Dataset records >>
┏━━

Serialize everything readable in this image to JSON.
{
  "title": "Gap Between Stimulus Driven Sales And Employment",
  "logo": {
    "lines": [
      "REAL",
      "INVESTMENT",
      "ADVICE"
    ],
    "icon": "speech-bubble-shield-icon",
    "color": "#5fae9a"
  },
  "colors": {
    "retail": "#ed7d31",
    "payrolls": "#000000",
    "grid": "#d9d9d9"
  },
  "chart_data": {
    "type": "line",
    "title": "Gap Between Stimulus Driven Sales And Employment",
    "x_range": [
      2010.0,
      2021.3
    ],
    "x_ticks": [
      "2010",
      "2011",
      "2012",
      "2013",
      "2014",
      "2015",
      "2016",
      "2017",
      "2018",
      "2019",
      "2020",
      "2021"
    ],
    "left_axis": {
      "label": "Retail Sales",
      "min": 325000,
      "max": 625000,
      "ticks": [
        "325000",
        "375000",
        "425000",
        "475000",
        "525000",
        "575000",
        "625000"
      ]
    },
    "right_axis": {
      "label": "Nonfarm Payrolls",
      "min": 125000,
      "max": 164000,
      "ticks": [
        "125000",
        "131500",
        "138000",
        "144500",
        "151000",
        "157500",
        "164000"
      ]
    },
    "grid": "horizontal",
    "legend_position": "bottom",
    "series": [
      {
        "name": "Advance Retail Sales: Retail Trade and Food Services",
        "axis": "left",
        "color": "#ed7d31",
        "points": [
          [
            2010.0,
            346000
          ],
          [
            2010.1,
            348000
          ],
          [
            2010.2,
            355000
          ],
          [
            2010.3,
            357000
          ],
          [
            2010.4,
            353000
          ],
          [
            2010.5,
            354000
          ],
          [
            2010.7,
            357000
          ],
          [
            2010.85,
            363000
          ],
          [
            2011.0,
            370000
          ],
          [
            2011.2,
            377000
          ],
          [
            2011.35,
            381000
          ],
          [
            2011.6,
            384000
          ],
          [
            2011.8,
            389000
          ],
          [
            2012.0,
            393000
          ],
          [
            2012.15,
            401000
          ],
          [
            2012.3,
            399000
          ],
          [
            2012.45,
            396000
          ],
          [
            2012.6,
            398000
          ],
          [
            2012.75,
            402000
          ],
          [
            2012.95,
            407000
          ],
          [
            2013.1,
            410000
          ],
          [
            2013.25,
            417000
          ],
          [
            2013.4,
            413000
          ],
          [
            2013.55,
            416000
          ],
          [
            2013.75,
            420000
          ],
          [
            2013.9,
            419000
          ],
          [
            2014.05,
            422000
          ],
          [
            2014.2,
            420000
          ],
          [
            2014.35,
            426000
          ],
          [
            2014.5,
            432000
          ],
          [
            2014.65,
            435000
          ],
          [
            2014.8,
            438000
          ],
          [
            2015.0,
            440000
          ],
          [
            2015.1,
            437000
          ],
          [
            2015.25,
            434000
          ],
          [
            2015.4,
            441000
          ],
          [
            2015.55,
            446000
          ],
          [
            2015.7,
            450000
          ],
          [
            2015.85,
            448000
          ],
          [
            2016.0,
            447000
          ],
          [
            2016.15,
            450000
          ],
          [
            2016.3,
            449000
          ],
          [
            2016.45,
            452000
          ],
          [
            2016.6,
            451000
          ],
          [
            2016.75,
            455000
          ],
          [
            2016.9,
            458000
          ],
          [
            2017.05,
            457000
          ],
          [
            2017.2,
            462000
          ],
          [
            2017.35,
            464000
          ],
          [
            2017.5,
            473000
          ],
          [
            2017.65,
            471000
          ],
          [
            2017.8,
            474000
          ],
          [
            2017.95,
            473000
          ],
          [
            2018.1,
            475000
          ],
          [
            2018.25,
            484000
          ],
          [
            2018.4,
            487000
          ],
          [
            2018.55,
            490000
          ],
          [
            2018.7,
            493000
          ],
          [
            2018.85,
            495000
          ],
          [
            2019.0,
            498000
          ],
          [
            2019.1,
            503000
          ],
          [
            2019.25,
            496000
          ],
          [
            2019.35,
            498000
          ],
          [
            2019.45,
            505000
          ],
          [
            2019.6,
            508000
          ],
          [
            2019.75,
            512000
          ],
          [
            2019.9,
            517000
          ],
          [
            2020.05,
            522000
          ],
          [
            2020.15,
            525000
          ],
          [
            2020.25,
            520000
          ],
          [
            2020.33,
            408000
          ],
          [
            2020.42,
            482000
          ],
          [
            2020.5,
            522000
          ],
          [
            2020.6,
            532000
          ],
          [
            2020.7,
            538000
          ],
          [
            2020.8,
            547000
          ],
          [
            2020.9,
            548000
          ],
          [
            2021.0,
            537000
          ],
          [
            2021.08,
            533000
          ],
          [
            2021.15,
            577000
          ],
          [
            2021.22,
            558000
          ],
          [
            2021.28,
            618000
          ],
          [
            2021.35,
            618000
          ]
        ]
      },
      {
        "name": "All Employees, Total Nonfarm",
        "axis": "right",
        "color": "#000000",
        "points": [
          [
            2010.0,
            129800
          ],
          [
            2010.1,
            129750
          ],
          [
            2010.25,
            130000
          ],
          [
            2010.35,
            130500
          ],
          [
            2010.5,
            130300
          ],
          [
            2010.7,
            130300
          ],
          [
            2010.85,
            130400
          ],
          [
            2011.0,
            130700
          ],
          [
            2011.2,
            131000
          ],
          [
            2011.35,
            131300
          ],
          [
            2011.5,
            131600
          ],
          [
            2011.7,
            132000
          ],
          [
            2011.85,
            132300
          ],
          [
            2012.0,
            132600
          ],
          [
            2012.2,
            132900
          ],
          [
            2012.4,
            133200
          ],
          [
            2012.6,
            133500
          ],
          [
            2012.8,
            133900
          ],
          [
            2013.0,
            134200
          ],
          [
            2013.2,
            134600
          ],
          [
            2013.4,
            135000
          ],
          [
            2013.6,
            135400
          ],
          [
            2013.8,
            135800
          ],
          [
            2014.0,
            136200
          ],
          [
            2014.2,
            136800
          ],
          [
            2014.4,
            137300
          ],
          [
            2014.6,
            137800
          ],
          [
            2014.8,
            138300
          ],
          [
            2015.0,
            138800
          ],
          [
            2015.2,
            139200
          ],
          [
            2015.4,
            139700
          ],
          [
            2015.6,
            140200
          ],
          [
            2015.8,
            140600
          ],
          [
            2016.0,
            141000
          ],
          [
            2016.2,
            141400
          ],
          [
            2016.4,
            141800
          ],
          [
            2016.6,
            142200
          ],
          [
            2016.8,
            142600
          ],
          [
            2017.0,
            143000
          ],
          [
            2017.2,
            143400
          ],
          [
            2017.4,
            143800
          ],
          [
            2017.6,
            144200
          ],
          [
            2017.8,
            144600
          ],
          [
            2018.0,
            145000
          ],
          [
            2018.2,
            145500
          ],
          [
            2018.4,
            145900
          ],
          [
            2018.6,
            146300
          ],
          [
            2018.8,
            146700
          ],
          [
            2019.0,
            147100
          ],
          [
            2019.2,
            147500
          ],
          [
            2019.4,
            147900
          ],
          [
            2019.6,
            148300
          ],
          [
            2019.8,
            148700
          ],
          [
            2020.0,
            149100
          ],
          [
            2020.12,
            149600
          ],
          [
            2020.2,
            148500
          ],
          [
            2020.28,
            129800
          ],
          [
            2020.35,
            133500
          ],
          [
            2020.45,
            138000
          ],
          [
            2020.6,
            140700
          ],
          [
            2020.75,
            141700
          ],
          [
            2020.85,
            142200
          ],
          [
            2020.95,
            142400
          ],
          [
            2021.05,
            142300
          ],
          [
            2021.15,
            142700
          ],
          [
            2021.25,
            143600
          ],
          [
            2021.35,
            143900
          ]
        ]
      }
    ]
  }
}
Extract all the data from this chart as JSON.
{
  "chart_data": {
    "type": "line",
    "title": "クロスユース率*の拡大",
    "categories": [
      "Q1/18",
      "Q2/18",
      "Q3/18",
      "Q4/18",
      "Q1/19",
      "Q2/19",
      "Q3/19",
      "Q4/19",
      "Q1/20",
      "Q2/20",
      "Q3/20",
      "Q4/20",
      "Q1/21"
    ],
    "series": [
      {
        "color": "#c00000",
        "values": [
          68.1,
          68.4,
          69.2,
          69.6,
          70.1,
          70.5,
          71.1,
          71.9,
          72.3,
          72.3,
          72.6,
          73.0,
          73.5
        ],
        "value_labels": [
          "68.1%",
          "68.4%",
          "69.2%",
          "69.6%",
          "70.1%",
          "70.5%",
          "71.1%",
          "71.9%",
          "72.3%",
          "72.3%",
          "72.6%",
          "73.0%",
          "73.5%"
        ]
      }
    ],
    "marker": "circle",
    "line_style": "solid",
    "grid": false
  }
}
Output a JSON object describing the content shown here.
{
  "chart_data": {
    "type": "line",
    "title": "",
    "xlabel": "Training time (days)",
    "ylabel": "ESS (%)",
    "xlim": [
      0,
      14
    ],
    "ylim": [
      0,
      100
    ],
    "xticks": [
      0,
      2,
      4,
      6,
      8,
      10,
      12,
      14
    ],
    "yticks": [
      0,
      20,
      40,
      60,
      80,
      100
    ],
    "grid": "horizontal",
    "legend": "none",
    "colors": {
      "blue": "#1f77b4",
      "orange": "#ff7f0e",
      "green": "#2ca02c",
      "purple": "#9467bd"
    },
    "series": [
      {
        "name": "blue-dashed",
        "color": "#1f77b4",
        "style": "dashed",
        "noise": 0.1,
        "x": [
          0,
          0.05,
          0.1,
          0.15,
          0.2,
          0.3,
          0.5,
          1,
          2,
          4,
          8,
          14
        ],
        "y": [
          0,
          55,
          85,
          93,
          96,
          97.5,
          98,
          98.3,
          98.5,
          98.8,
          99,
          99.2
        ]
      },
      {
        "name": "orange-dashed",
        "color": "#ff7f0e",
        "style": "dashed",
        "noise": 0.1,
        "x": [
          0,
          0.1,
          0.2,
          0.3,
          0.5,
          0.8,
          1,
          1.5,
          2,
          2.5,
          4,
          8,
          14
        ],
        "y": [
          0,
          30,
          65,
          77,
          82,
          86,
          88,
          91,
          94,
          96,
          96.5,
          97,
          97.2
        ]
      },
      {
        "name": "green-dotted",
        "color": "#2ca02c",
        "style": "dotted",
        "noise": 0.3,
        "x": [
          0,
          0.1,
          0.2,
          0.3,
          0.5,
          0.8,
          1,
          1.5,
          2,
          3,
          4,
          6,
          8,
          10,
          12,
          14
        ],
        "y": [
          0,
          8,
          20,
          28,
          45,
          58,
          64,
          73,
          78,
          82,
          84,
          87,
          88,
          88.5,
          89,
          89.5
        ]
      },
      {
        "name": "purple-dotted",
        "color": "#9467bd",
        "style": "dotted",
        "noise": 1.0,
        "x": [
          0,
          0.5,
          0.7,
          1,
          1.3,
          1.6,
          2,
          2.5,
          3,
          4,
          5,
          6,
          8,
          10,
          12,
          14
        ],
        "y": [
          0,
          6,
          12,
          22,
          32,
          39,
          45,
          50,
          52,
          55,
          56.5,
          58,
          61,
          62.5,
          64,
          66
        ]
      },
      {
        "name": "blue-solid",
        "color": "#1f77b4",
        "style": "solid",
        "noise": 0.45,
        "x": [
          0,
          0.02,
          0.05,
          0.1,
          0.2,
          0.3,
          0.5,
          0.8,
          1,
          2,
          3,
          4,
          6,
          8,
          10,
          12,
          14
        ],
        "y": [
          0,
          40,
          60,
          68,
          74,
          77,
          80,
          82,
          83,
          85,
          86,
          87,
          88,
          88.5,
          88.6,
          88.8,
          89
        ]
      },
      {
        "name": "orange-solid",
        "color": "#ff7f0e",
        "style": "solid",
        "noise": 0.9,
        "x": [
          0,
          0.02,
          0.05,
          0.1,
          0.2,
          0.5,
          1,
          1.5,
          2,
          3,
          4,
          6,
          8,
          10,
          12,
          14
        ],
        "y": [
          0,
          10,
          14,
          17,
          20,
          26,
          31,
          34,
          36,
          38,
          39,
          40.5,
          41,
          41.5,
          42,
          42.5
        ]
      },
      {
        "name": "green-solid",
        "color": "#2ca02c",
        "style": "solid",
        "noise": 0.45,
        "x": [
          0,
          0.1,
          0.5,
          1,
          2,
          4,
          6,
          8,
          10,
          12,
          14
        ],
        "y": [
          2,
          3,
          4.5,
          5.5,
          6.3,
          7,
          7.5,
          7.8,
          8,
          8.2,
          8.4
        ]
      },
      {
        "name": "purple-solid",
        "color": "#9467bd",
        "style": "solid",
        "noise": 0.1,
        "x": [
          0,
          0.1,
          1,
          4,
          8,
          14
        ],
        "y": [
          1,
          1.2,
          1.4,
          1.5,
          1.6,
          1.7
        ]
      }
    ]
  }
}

┗━━

Problem details >>
For the entries shown above, give the number of lines that include the word "dashed", without any other text.

Exercise output >>
4